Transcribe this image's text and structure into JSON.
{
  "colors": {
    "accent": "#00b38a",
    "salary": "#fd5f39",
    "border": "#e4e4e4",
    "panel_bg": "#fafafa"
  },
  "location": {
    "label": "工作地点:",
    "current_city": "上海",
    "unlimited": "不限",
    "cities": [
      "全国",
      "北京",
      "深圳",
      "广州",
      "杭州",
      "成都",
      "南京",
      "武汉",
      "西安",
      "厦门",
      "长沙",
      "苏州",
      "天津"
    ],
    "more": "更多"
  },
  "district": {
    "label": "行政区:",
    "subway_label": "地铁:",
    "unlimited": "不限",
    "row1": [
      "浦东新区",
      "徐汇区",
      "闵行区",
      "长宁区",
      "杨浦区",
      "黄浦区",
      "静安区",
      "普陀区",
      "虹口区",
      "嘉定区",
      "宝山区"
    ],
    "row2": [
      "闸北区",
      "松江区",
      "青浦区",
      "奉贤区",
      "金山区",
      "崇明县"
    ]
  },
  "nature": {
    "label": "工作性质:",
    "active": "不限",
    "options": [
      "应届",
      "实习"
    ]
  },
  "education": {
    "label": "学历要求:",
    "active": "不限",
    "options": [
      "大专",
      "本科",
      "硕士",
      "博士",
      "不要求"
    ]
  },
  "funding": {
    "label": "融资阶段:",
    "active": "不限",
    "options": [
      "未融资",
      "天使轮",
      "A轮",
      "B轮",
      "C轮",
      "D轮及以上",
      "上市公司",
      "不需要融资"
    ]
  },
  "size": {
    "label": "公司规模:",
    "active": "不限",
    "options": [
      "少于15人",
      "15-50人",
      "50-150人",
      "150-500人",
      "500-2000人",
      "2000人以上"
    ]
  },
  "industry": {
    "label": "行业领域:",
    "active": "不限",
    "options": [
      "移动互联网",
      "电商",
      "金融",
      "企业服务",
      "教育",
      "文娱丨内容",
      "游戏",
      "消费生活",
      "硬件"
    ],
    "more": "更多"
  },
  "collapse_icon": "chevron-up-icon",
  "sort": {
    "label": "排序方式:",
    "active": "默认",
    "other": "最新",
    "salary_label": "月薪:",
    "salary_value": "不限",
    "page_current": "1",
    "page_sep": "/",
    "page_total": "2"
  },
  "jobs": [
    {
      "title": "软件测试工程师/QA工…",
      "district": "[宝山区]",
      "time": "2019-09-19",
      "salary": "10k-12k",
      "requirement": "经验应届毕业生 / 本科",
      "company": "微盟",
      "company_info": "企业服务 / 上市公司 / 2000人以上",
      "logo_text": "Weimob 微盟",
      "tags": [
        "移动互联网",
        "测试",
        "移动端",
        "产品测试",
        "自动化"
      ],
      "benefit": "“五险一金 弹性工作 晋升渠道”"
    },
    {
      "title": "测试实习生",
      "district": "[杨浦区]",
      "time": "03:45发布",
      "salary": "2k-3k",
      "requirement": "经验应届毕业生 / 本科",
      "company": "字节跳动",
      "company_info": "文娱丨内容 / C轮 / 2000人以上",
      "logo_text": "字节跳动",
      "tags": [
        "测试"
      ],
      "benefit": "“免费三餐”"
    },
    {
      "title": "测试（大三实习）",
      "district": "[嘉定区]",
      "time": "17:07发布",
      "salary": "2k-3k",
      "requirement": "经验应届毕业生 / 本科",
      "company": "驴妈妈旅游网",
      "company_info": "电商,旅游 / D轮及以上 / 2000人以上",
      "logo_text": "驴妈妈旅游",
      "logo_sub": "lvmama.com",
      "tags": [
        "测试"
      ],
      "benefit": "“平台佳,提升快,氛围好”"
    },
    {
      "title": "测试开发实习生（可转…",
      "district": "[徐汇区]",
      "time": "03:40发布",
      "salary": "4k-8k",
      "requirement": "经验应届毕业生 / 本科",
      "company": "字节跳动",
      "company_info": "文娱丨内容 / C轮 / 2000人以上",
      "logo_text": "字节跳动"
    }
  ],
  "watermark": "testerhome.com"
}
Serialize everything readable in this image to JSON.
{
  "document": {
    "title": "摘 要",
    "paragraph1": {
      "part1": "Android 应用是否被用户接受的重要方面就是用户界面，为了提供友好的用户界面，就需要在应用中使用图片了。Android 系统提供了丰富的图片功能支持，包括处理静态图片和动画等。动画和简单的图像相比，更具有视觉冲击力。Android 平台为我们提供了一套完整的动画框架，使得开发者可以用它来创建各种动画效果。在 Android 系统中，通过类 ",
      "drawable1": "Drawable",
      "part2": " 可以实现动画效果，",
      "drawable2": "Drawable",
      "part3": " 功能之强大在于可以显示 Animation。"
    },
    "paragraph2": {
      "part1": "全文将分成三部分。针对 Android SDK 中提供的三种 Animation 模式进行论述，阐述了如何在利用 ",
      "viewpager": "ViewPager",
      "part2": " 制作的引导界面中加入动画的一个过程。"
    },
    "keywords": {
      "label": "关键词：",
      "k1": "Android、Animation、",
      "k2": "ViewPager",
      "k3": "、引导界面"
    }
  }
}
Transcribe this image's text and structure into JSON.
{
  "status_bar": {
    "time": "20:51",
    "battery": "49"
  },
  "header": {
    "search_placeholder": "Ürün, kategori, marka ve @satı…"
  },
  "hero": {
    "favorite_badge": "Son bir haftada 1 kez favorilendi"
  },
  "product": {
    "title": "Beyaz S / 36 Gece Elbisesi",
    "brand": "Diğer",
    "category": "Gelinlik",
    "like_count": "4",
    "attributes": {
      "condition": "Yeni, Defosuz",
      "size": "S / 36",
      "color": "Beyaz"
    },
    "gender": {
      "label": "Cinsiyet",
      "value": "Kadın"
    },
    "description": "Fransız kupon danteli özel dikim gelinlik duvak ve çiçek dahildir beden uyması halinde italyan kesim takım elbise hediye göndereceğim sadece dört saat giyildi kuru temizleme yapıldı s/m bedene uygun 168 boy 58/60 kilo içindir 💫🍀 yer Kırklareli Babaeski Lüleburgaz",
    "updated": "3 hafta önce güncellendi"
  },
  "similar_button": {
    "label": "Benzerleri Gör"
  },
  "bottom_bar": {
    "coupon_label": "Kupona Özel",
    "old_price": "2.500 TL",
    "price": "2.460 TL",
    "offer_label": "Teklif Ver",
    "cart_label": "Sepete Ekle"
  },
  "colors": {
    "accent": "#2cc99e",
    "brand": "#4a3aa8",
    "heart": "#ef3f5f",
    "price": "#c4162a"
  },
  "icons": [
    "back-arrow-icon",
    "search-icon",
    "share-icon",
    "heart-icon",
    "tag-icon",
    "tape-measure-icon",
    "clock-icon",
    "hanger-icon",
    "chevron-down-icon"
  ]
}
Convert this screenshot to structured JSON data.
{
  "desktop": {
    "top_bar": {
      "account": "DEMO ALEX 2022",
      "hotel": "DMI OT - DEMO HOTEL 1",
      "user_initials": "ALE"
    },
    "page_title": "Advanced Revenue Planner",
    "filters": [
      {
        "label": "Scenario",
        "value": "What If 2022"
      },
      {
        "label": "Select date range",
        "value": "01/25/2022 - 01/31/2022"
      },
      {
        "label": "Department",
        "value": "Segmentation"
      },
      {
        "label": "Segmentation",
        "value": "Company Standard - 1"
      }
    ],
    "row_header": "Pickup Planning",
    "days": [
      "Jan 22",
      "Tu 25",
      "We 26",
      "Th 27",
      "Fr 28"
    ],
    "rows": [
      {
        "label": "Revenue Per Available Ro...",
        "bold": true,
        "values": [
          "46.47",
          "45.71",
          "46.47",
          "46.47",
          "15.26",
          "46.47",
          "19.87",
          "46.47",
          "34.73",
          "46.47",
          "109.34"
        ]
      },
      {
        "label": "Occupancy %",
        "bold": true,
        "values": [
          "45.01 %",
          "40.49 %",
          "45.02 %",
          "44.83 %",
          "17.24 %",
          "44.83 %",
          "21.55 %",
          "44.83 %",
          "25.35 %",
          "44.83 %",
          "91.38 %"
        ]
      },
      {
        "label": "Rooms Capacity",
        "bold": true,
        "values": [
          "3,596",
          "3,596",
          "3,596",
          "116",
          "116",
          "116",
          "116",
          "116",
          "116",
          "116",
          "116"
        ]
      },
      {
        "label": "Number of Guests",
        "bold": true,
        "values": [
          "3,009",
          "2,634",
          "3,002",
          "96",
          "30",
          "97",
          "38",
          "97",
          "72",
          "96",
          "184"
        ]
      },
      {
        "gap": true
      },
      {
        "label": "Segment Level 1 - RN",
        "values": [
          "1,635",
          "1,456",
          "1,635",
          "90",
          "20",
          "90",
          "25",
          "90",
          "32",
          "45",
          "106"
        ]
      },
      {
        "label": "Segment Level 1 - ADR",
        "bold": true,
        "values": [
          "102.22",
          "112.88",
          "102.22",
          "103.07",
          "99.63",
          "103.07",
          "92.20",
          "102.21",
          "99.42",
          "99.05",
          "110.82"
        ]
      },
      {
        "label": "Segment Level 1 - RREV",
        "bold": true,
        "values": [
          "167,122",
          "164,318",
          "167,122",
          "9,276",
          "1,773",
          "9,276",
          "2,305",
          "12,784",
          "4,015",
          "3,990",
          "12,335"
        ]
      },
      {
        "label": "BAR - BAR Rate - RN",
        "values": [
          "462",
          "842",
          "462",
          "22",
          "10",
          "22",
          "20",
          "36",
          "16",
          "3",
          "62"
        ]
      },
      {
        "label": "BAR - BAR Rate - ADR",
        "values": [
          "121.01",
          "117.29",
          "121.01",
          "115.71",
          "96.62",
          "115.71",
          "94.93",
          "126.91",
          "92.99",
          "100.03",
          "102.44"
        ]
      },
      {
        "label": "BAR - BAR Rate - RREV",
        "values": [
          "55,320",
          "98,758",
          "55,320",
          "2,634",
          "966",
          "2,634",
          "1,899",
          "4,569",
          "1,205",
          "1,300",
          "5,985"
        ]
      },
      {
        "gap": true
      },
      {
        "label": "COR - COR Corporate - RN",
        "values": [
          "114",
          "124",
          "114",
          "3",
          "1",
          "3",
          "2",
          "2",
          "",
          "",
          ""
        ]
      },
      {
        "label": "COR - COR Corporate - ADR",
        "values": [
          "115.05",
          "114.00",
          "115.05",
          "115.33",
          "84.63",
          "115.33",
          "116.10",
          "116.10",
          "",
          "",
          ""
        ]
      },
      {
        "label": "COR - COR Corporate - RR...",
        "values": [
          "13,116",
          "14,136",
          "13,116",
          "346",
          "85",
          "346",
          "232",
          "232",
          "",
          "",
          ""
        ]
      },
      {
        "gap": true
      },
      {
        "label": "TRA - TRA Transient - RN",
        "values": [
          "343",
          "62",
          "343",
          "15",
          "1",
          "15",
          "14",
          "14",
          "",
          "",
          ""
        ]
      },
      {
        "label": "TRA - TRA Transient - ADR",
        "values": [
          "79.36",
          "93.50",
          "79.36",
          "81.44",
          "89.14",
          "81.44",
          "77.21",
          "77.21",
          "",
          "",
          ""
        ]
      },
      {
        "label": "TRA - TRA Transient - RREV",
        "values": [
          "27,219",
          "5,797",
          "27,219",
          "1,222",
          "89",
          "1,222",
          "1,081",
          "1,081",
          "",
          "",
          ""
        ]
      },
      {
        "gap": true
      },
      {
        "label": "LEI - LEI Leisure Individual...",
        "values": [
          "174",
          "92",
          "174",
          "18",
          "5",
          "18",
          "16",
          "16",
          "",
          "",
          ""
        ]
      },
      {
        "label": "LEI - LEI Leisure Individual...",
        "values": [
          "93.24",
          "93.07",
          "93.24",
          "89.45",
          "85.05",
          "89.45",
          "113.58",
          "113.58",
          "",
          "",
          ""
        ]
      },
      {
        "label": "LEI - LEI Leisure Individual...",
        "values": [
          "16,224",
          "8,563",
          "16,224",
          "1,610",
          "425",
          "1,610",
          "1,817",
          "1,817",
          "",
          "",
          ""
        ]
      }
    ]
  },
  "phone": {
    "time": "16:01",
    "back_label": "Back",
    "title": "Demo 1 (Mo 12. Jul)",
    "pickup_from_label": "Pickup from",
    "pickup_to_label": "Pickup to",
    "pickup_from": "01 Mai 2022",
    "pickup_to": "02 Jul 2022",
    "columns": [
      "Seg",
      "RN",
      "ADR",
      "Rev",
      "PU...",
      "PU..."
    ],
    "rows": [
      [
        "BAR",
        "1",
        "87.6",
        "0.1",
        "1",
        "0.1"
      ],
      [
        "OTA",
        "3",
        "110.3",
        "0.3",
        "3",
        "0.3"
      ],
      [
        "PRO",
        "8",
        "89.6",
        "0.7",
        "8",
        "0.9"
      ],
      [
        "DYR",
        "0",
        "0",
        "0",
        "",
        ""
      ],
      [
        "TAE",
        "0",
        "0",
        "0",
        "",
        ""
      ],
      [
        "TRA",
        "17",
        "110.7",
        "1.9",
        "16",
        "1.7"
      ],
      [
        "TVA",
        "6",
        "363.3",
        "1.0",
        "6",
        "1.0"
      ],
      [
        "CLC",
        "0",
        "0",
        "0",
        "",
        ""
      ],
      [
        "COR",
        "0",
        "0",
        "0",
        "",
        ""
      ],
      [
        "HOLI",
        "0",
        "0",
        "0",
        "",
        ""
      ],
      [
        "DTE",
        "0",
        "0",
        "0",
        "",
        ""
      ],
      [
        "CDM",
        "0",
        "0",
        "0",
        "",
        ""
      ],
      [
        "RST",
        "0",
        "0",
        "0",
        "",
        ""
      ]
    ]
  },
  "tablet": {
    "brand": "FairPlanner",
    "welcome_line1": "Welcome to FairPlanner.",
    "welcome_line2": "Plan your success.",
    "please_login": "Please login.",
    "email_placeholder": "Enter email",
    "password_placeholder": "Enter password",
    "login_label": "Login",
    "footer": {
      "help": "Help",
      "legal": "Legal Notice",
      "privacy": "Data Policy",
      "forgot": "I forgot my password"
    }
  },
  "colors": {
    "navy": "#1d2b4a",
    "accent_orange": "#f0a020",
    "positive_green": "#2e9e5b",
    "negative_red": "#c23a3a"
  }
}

◆ ◆ ◆ ◆ ◆ ◆ ◆

JOB: Figure out how many lines of the data above include "Beyaz", then give the number and nothing more.

TASK RESULT: 2